**What is asked:** All of the material below is to be returned exactly.

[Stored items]
►

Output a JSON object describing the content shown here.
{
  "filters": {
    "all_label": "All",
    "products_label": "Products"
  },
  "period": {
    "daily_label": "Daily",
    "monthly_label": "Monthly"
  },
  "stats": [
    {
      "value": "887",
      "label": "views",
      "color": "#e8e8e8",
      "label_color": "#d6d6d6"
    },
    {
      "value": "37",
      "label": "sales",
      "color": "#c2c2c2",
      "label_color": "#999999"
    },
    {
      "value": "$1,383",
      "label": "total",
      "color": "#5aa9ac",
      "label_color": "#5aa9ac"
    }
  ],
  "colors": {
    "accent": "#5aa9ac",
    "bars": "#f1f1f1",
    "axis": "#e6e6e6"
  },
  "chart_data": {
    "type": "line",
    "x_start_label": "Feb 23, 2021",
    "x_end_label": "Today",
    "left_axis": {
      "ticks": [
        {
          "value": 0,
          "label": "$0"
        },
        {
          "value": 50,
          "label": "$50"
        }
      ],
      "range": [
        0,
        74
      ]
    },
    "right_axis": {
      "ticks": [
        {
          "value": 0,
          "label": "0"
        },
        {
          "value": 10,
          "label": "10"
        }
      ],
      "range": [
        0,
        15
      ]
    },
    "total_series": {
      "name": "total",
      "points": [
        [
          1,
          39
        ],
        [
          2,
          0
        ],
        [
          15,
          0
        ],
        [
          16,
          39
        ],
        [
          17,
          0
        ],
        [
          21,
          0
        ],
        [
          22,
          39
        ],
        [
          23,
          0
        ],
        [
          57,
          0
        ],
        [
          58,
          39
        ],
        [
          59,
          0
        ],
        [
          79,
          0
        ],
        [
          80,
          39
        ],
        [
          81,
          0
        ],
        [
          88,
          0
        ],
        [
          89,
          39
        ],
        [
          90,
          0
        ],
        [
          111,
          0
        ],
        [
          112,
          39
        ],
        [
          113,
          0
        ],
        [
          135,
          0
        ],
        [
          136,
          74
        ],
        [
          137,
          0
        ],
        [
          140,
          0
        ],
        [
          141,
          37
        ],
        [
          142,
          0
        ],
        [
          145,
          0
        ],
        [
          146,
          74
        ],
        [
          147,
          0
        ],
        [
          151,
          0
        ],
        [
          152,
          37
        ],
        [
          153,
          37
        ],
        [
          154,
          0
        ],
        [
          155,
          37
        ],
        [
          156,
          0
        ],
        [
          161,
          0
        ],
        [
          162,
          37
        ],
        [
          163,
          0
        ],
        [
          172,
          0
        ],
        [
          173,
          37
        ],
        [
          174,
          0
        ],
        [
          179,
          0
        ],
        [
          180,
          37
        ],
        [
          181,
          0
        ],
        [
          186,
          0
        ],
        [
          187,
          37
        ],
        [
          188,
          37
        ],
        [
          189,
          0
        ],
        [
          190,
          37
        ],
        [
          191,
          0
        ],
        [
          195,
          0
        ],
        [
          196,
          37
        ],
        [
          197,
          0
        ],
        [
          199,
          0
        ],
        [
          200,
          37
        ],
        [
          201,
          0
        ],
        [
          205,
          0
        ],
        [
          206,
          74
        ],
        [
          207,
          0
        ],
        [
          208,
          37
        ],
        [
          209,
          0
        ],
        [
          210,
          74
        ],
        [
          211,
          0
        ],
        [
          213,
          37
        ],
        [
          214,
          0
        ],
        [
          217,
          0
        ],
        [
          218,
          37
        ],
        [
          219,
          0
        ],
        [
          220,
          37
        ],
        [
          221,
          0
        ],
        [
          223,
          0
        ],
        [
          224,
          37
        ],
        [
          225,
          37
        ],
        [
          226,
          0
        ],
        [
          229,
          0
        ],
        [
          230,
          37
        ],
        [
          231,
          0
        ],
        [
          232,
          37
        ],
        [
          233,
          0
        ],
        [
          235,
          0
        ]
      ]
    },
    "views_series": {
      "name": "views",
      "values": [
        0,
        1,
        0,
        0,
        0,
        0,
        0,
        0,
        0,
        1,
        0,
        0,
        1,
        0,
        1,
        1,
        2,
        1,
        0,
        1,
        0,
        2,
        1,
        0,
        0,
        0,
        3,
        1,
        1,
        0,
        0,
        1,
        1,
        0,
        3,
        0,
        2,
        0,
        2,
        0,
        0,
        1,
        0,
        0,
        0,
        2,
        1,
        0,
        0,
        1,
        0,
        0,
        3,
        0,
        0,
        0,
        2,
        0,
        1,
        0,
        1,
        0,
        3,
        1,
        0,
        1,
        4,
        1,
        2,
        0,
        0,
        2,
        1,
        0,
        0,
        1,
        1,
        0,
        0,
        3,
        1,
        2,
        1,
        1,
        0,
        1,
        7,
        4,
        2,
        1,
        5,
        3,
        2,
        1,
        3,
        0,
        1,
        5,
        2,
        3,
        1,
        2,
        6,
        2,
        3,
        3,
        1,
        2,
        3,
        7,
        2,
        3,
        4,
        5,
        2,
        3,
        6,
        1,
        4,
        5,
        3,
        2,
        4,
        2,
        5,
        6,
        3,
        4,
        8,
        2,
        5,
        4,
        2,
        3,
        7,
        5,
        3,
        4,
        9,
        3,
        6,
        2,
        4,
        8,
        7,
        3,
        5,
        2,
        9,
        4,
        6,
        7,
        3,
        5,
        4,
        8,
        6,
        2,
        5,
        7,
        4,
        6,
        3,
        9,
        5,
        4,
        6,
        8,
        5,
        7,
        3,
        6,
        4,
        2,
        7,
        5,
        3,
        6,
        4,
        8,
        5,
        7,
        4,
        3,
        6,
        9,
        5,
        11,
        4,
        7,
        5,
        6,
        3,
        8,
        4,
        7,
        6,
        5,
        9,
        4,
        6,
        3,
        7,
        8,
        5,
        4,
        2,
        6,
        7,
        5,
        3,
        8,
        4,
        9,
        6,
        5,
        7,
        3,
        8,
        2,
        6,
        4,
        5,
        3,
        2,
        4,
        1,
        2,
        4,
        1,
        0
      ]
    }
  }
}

◄

**Reply to the exercise:**
Output a JSON object describing the content shown here.
{
  "filters": {
    "all_label": "All",
    "products_label": "Products"
  },
  "period": {
    "daily_label": "Daily",
    "monthly_label": "Monthly"
  },
  "stats": [
    {
      "value": "887",
      "label": "views",
      "color": "#e8e8e8",
      "label_color": "#d6d6d6"
    },
    {
      "value": "37",
      "label": "sales",
      "color": "#c2c2c2",
      "label_color": "#999999"
    },
    {
      "value": "$1,383",
      "label": "total",
      "color": "#5aa9ac",
      "label_color": "#5aa9ac"
    }
  ],
  "colors": {
    "accent": "#5aa9ac",
    "bars": "#f1f1f1",
    "axis": "#e6e6e6"
  },
  "chart_data": {
    "type": "line",
    "x_start_label": "Feb 23, 2021",
    "x_end_label": "Today",
    "left_axis": {
      "ticks": [
        {
          "value": 0,
          "label": "$0"
        },
        {
          "value": 50,
          "label": "$50"
        }
      ],
      "range": [
        0,
        74
      ]
    },
    "right_axis": {
      "ticks": [
        {
          "value": 0,
          "label": "0"
        },
        {
          "value": 10,
          "label": "10"
        }
      ],
      "range": [
        0,
        15
      ]
    },
    "total_series": {
      "name": "total",
      "points": [
        [
          1,
          39
        ],
        [
          2,
          0
        ],
        [
          15,
          0
        ],
        [
          16,
          39
        ],
        [
          17,
          0
        ],
        [
          21,
          0
        ],
        [
          22,
          39
        ],
        [
          23,
          0
        ],
        [
          57,
          0
        ],
        [
          58,
          39
        ],
        [
          59,
          0
        ],
        [
          79,
          0
        ],
        [
          80,
          39
        ],
        [
          81,
          0
        ],
        [
          88,
          0
        ],
        [
          89,
          39
        ],
        [
          90,
          0
        ],
        [
          111,
          0
        ],
        [
          112,
          39
        ],
        [
          113,
          0
        ],
        [
          135,
          0
        ],
        [
          136,
          74
        ],
        [
          137,
          0
        ],
        [
          140,
          0
        ],
        [
          141,
          37
        ],
        [
          142,
          0
        ],
        [
          145,
          0
        ],
        [
          146,
          74
        ],
        [
          147,
          0
        ],
        [
          151,
          0
        ],
        [
          152,
          37
        ],
        [
          153,
          37
        ],
        [
          154,
          0
        ],
        [
          155,
          37
        ],
        [
          156,
          0
        ],
        [
          161,
          0
        ],
        [
          162,
          37
        ],
        [
          163,
          0
        ],
        [
          172,
          0
        ],
        [
          173,
          37
        ],
        [
          174,
          0
        ],
        [
          179,
          0
        ],
        [
          180,
          37
        ],
        [
          181,
          0
        ],
        [
          186,
          0
        ],
        [
          187,
          37
        ],
        [
          188,
          37
        ],
        [
          189,
          0
        ],
        [
          190,
          37
        ],
        [
          191,
          0
        ],
        [
          195,
          0
        ],
        [
          196,
          37
        ],
        [
          197,
          0
        ],
        [
          199,
          0
        ],
        [
          200,
          37
        ],
        [
          201,
          0
        ],
        [
          205,
          0
        ],
        [
          206,
          74
        ],
        [
          207,
          0
        ],
        [
          208,
          37
        ],
        [
          209,
          0
        ],
        [
          210,
          74
        ],
        [
          211,
          0
        ],
        [
          213,
          37
        ],
        [
          214,
          0
        ],
        [
          217,
          0
        ],
        [
          218,
          37
        ],
        [
          219,
          0
        ],
        [
          220,
          37
        ],
        [
          221,
          0
        ],
        [
          223,
          0
        ],
        [
          224,
          37
        ],
        [
          225,
          37
        ],
        [
          226,
          0
        ],
        [
          229,
          0
        ],
        [
          230,
          37
        ],
        [
          231,
          0
        ],
        [
          232,
          37
        ],
        [
          233,
          0
        ],
        [
          235,
          0
        ]
      ]
    },
    "views_series": {
      "name": "views",
      "values": [
        0,
        1,
        0,
        0,
        0,
        0,
        0,
        0,
        0,
        1,
        0,
        0,
        1,
        0,
        1,
        1,
        2,
        1,
        0,
        1,
        0,
        2,
        1,
        0,
        0,
        0,
        3,
        1,
        1,
        0,
        0,
        1,
        1,
        0,
        3,
        0,
        2,
        0,
        2,
        0,
        0,
        1,
        0,
        0,
        0,
        2,
        1,
        0,
        0,
        1,
        0,
        0,
        3,
        0,
        0,
        0,
        2,
        0,
        1,
        0,
        1,
        0,
        3,
        1,
        0,
        1,
        4,
        1,
        2,
        0,
        0,
        2,
        1,
        0,
        0,
        1,
        1,
        0,
        0,
        3,
        1,
        2,
        1,
        1,
        0,
        1,
        7,
        4,
        2,
        1,
        5,
        3,
        2,
        1,
        3,
        0,
        1,
        5,
        2,
        3,
        1,
        2,
        6,
        2,
        3,
        3,
        1,
        2,
        3,
        7,
        2,
        3,
        4,
        5,
        2,
        3,
        6,
        1,
        4,
        5,
        3,
        2,
        4,
        2,
        5,
        6,
        3,
        4,
        8,
        2,
        5,
        4,
        2,
        3,
        7,
        5,
        3,
        4,
        9,
        3,
        6,
        2,
        4,
        8,
        7,
        3,
        5,
        2,
        9,
        4,
        6,
        7,
        3,
        5,
        4,
        8,
        6,
        2,
        5,
        7,
        4,
        6,
        3,
        9,
        5,
        4,
        6,
        8,
        5,
        7,
        3,
        6,
        4,
        2,
        7,
        5,
        3,
        6,
        4,
        8,
        5,
        7,
        4,
        3,
        6,
        9,
        5,
        11,
        4,
        7,
        5,
        6,
        3,
        8,
        4,
        7,
        6,
        5,
        9,
        4,
        6,
        3,
        7,
        8,
        5,
        4,
        2,
        6,
        7,
        5,
        3,
        8,
        4,
        9,
        6,
        5,
        7,
        3,
        8,
        2,
        6,
        4,
        5,
        3,
        2,
        4,
        1,
        2,
        4,
        1,
        0
      ]
    }
  }
}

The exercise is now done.